**WHAT YOU HAVE TO DO**.
Reproduce verbatim the portion of the restaurant delivery fee article between "Delivery apps, however, are" and "to 70% a day.", inclusive.

**PROVIDED TEXT**.
☆ ☆ ☆ ☆ ☆

Cash-strapped restaurant owners struggling to balance their books amid a pandemic that has decimated business served lawmakers with a dire warning Tuesday: act now to end to “predatory” delivery fees and provide relief or stand by and watch thousands close their doors for good.
“We’re on borrowed time. We’re here because we can’t wait any longer. Time is running out. … Winter is coming,” said Jody Adams, owner of Porto, Trade and Saloniki in Boston and Cambridge.
Clad in aprons and chefs’ coats, nearly two dozen members of Massachusetts Restaurants United gathered at the State House to warn lawmakers that many of the already dwindling number of restaurants won’t survive the winter without help.
“Without restaurants, neighborhoods are left empty of culture and character, filled with boarded-up storefronts. Gathering places are gone, jobs are gone, livelihoods are gone and people are gone. This is already happening in our communities,” Adams said.
A sweeping economic development bill includes grant money for distressed local restaurants and would cap the fees delivery apps could charge at 15% — down from the “predatory 20% to 30%” Adams said most pay now — until 45 days after the governor’s COVID-19 state of emergency ends.
Restaurants are operating at a fraction of their usual capacity to adhere to social distancing and as the business model has flipped from dine-in to take-out, service fees from companies like GrubHub, UberEats, Postmates and DoorDash cut into whatever slim profits they might make.
Restaurateur Jonathan Mendez told the Herald he paid 28% — about $10,300 — of the $36,000 he earned on deliveries last month at one of his six restaurants to third-party businesses. Some “quick back of the envelope math” tells him he’d save about $5,000 should the legislature act.
“That pays for a salaried manager, pays rent, pays my food purchases for a week. It’s real dollars put to real use in our community, not to a tech company that’s just seen its revenues swell at our expense,” Mendez said.
Delivery apps, however, are pushing back on the bill and others like it. A DoorDash spokesman called fee caps “a form of price-fixing that can have unintended consequences that ultimately harm merchants, Dashers and consumers.”
The Massachusetts Restaurant Association estimates roughly 21% of the 16,000 restaurants operating pre-pandemic have already permanently shuttered.
Every day many more wonder whether it’s even worth opening the door, said Cheryl Straughter, who owns Soleil in Nubian Square.
Straughter said she’s seen her business nosedive as much as 50% to 70% a day.
“We provide jobs for the community, we invest in our community,” she said. “Some of us standing here today … are deciding whether or not we remain open.”

☆ ☆ ☆ ☆ ☆

Stored dataset items
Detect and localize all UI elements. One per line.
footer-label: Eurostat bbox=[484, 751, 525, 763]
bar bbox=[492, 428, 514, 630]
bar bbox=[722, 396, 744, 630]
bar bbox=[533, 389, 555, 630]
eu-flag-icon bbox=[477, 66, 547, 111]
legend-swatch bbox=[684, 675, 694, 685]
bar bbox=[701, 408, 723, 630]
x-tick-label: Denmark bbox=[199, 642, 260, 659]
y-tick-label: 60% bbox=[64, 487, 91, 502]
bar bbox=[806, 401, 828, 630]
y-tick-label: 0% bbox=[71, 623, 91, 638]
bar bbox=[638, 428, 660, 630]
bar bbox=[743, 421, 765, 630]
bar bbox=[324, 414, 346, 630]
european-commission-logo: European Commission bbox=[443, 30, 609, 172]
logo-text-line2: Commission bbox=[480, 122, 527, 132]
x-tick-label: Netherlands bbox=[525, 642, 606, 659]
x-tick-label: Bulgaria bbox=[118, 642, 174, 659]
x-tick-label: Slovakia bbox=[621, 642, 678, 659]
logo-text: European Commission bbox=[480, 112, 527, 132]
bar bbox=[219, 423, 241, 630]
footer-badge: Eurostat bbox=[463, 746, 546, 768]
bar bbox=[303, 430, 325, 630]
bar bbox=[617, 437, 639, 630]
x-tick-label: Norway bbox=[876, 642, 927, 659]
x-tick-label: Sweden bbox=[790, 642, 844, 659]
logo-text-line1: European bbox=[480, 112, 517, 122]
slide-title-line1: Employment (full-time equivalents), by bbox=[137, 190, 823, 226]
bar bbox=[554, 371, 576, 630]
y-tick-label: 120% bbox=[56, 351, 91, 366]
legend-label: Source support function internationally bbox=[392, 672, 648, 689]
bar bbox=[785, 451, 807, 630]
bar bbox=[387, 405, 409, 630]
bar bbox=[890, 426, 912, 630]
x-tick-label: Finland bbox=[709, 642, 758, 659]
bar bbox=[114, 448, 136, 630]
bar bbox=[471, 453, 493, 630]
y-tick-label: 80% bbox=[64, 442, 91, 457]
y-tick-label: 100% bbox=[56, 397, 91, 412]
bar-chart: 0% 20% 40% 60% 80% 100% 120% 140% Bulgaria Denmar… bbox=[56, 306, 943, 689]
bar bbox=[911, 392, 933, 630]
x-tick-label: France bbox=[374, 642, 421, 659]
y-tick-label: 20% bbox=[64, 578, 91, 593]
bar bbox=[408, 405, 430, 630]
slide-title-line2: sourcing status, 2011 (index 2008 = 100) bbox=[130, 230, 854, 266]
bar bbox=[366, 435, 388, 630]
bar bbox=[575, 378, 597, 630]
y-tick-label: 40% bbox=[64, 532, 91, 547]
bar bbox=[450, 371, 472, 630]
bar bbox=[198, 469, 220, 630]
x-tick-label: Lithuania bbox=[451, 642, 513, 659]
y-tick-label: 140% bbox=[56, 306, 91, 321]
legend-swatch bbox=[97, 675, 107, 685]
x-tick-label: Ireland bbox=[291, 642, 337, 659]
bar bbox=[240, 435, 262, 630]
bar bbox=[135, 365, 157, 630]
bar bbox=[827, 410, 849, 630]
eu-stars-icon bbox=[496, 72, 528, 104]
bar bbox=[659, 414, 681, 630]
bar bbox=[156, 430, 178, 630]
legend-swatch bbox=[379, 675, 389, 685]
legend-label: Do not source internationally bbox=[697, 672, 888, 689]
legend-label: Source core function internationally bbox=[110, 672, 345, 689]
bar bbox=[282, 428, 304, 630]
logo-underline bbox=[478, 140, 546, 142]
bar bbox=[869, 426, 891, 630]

☆ ☆ ☆ ☆ ☆

**ANSWER SECTION**.
Delivery apps, however, are pushing back on the bill and others like it. A DoorDash spokesman called fee caps “a form of price-fixing that can have unintended consequences that ultimately harm merchants, Dashers and consumers.”
The Massachusetts Restaurant Association estimates roughly 21% of the 16,000 restaurants operating pre-pandemic have already permanently shuttered.
Every day many more wonder whether it’s even worth opening the door, said Cheryl Straughter, who owns Soleil in Nubian Square.
Straughter said she’s seen her business nosedive as much as 50% to 70% a day.